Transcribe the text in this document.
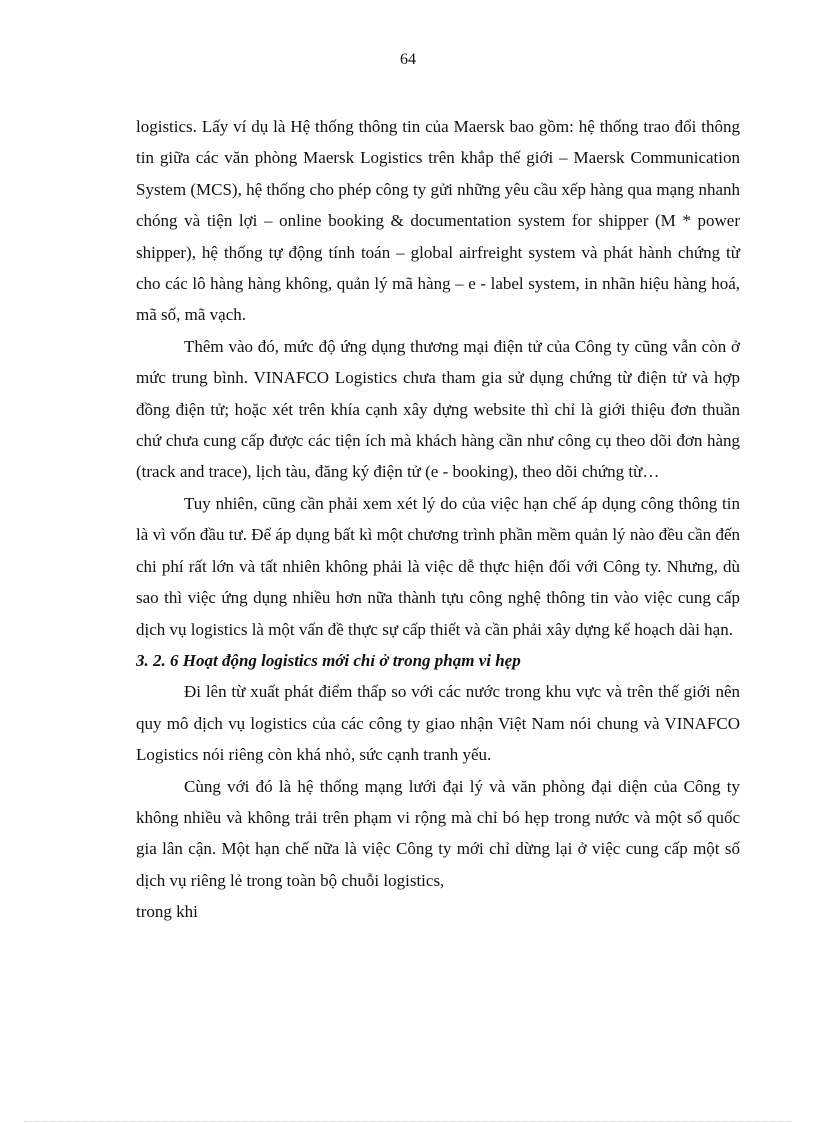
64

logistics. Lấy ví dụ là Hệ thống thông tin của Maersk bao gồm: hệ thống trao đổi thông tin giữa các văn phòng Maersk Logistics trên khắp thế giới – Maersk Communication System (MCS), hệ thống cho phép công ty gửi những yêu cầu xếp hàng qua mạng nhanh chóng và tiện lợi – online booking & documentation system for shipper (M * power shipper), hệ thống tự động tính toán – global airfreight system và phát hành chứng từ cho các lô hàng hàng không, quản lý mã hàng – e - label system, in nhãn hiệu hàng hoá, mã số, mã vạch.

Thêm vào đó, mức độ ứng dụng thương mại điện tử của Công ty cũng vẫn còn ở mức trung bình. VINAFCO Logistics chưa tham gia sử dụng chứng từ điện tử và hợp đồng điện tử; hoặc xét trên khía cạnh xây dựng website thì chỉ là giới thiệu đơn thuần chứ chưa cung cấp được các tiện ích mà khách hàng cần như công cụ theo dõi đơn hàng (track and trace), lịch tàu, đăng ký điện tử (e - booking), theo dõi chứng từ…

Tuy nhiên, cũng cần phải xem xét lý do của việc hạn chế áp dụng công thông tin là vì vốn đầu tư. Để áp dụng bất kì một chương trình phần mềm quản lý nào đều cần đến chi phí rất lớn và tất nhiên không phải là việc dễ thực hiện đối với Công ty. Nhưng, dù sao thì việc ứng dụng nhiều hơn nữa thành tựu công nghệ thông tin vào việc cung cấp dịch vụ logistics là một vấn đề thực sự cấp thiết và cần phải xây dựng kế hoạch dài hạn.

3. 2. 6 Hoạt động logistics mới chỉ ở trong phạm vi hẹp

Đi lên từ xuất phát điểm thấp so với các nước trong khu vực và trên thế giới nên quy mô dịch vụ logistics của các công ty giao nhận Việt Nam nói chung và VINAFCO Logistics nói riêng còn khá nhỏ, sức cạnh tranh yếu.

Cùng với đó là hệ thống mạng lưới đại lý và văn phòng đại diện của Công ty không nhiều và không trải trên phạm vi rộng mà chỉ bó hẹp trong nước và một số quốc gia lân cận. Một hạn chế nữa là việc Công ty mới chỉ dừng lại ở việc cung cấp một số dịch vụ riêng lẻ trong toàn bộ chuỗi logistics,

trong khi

* * *

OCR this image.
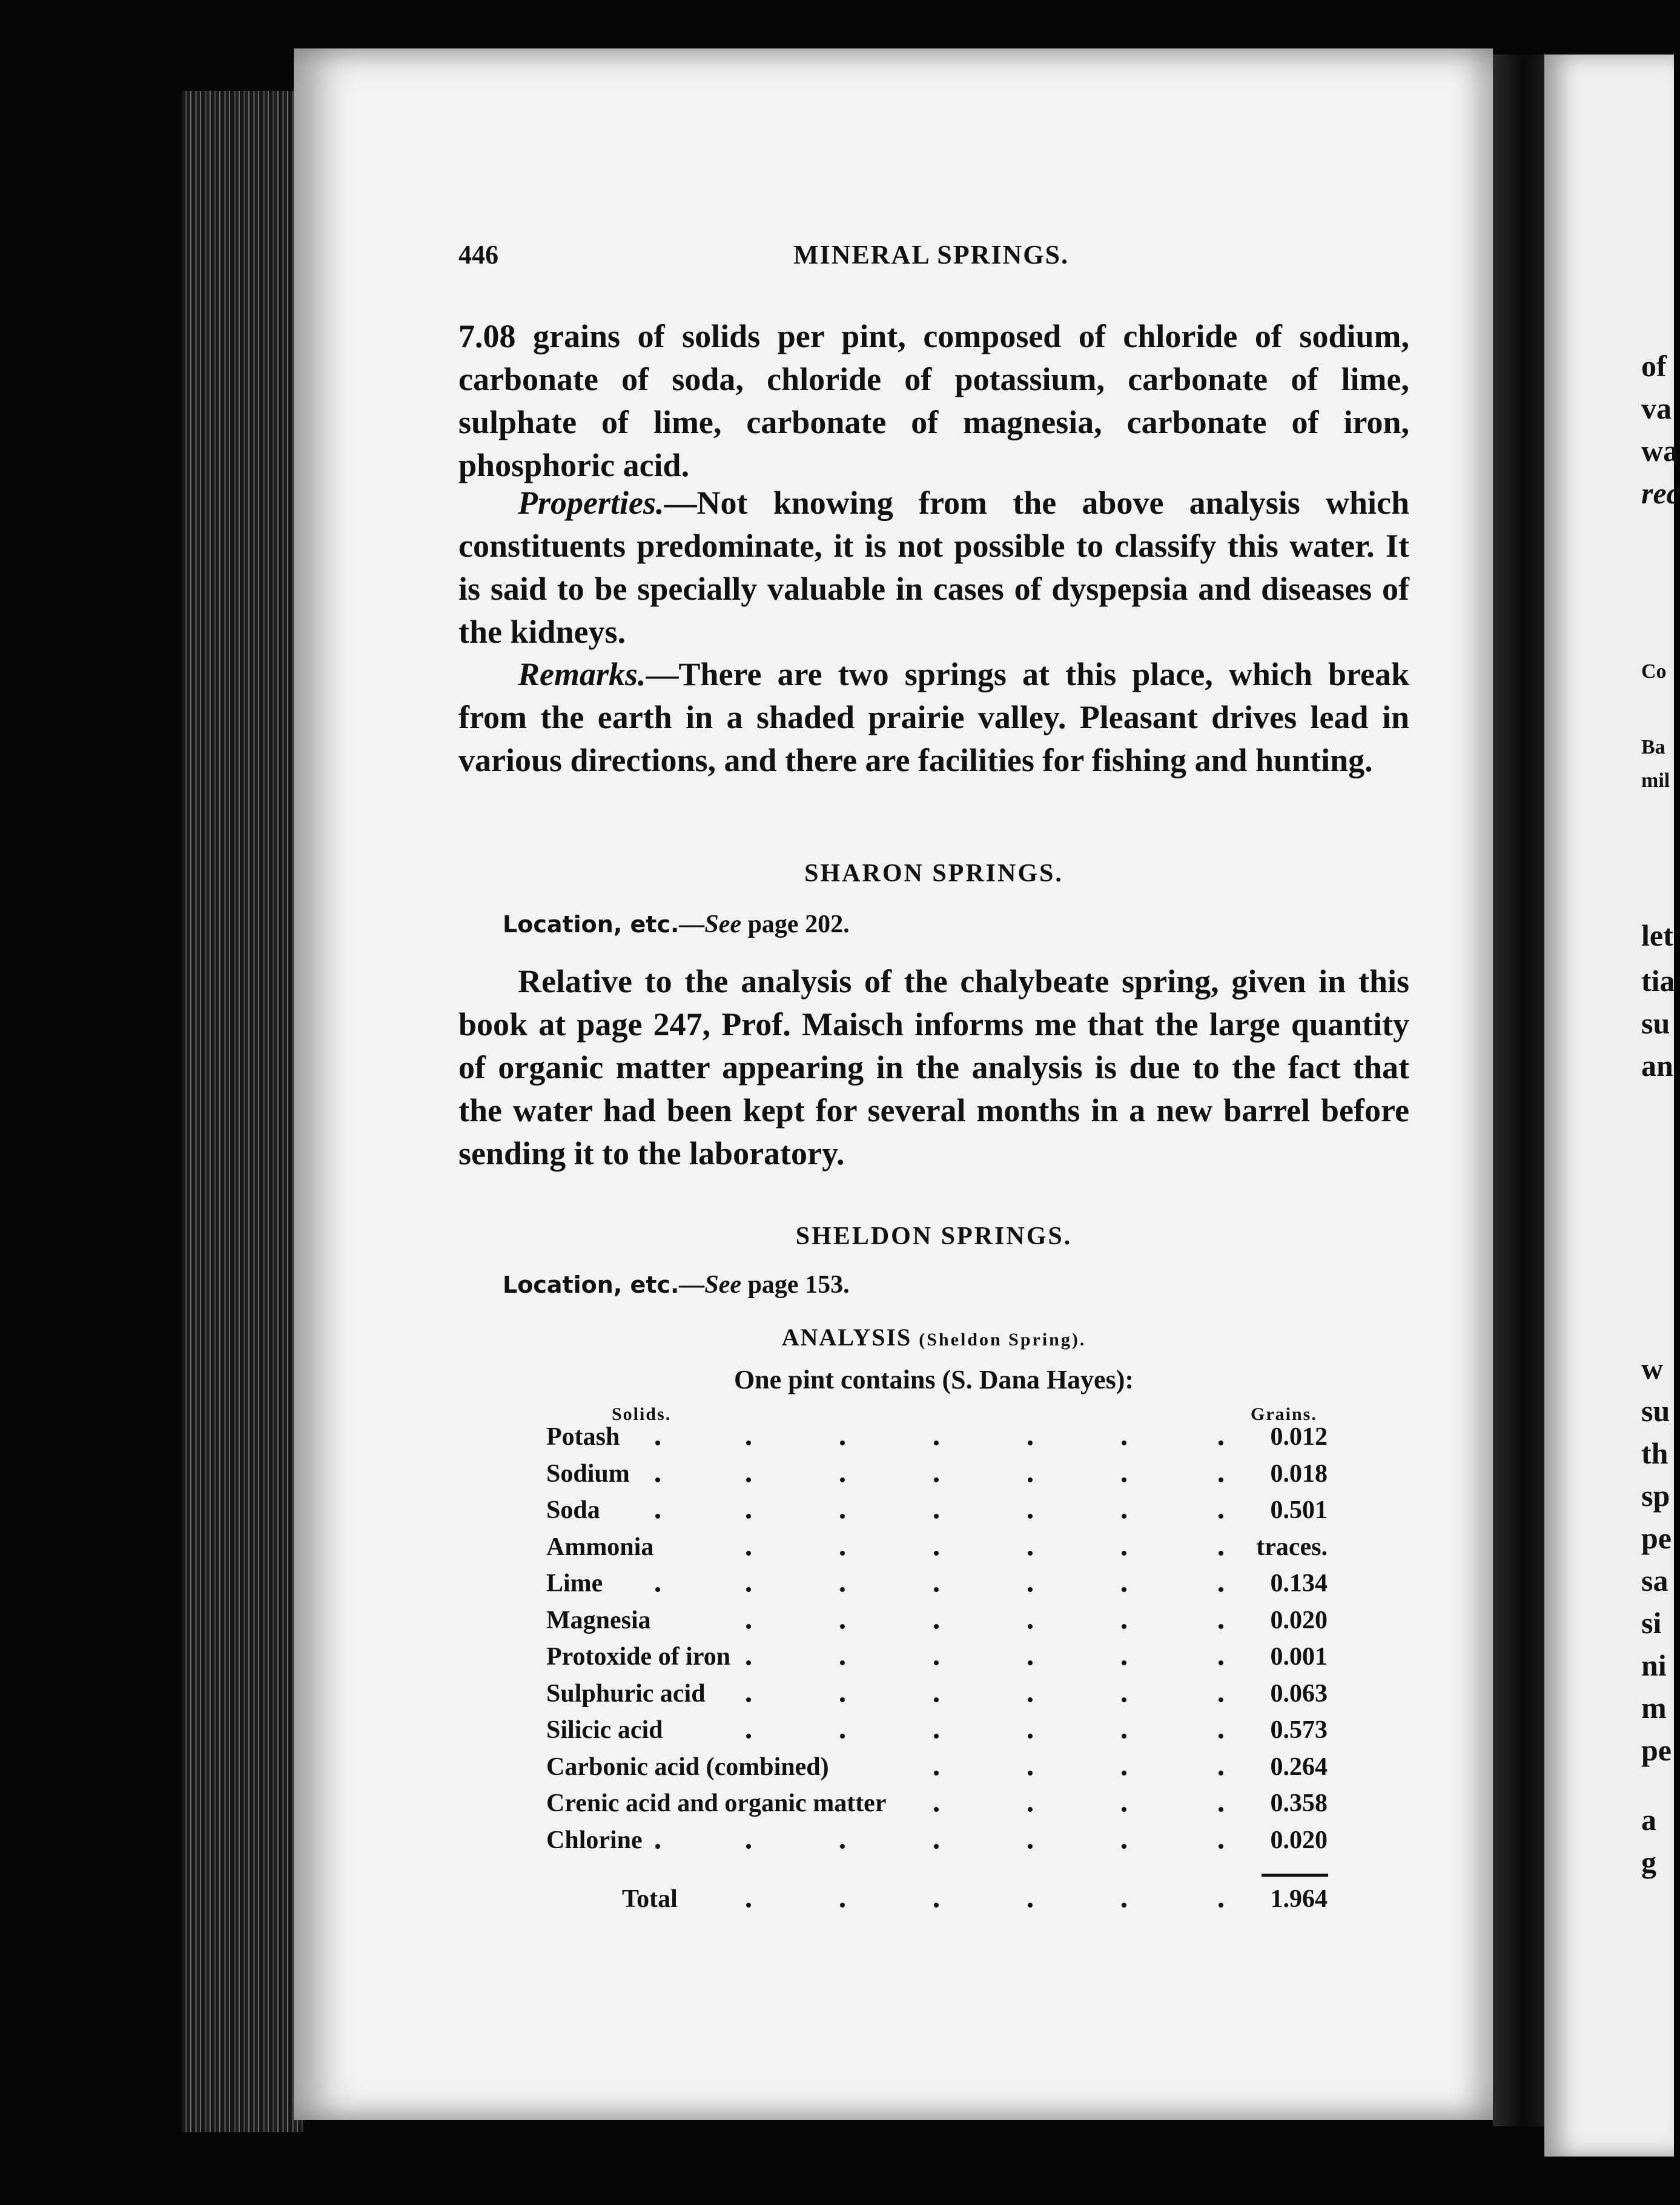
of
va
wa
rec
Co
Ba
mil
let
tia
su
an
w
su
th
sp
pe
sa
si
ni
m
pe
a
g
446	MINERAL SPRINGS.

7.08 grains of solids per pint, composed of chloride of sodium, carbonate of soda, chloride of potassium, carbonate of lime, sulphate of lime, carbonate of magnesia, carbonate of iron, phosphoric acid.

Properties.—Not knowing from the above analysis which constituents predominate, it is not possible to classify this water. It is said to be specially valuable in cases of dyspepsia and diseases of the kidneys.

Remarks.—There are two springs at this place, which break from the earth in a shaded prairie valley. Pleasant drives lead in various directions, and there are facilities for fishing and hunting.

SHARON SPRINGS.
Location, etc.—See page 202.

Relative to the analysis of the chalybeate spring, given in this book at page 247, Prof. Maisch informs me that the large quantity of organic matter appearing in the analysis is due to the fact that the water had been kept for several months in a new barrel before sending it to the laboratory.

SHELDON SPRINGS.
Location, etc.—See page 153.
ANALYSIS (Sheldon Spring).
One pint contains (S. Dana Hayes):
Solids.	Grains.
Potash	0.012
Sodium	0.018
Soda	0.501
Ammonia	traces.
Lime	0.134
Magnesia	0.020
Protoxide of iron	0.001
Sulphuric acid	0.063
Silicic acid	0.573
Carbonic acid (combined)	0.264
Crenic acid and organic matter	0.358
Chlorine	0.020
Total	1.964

- [REQUIREMENT]
Work through the records line by line and tally those with the word "phát". Report only the total.

- [THE RESULT]
2